■ Data for the task

** START **

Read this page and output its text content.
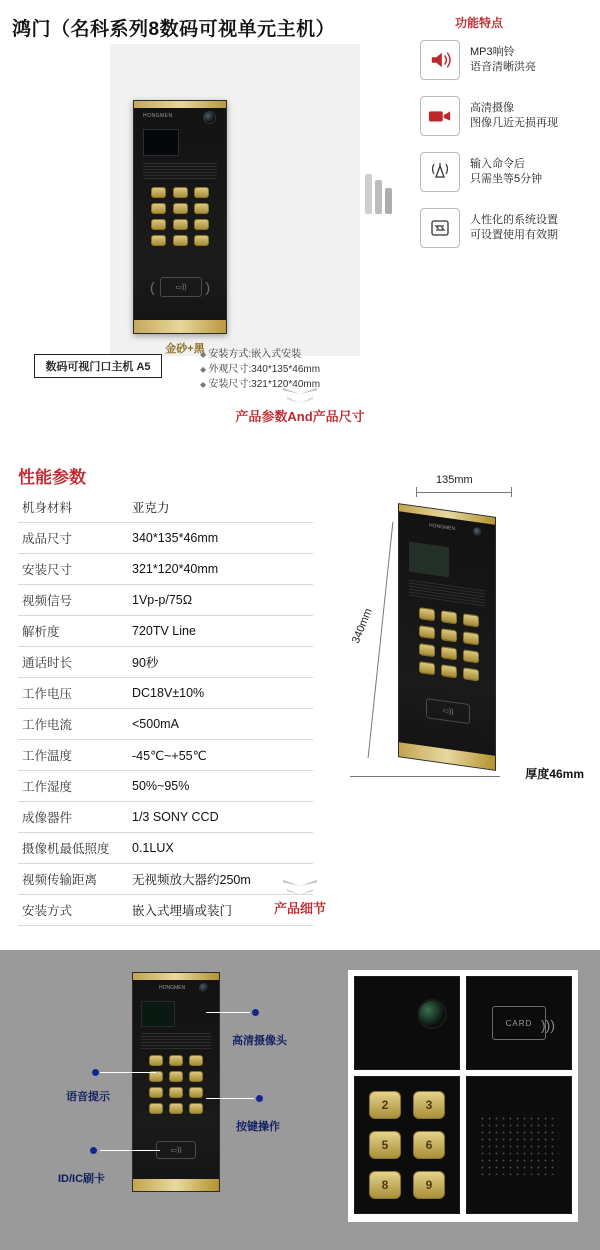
鸿门（名科系列8数码可视单元主机）
HONGMEN
(	▭)) )
金砂+黑
数码可视门口主机 A5
◆ 安装方式:嵌入式安装
◆ 外观尺寸:340*135*46mm
◆ 安装尺寸:321*120*40mm
功能特点
MP3响铃
语音清晰洪亮
高清摄像
图像几近无损再现
输入命令后
只需坐等5分钟
人性化的系统设置
可设置使用有效期
产品参数And产品尺寸
性能参数
机身材料	亚克力
成品尺寸	340*135*46mm
安装尺寸	321*120*40mm
视频信号	1Vp-p/75Ω
解析度	720TV Line
通话时长	90秒
工作电压	DC18V±10%
工作电流	<500mA
工作温度	-45℃~+55℃
工作湿度	50%~95%
成像器件	1/3 SONY CCD
摄像机最低照度	0.1LUX
视频传输距离	无视频放大器约250m
安装方式	嵌入式埋墙或装门
135mm
340mm
HONGMEN
▭))
厚度46mm
产品细节
HONGMEN
▭))
高清摄像头
语音提示
按键操作
ID/IC刷卡
CARD )))
2	3
5	6
8	9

** END **

■ Directions for this task
Repeat each entry exactly. Pictures do not belong in the copy.

■ Completed task
Read this page and output its text content.
鸿门（名科系列8数码可视单元主机）
HONGMEN
(	▭)) )
金砂+黑
数码可视门口主机 A5
◆ 安装方式:嵌入式安装
◆ 外观尺寸:340*135*46mm
◆ 安装尺寸:321*120*40mm
功能特点
MP3响铃
语音清晰洪亮
高清摄像
图像几近无损再现
输入命令后
只需坐等5分钟
人性化的系统设置
可设置使用有效期
产品参数And产品尺寸
性能参数
机身材料	亚克力
成品尺寸	340*135*46mm
安装尺寸	321*120*40mm
视频信号	1Vp-p/75Ω
解析度	720TV Line
通话时长	90秒
工作电压	DC18V±10%
工作电流	<500mA
工作温度	-45℃~+55℃
工作湿度	50%~95%
成像器件	1/3 SONY CCD
摄像机最低照度	0.1LUX
视频传输距离	无视频放大器约250m
安装方式	嵌入式埋墙或装门
135mm
340mm
HONGMEN
▭))
厚度46mm
产品细节
HONGMEN
▭))
高清摄像头
语音提示
按键操作
ID/IC刷卡
CARD )))
2	3
5	6
8	9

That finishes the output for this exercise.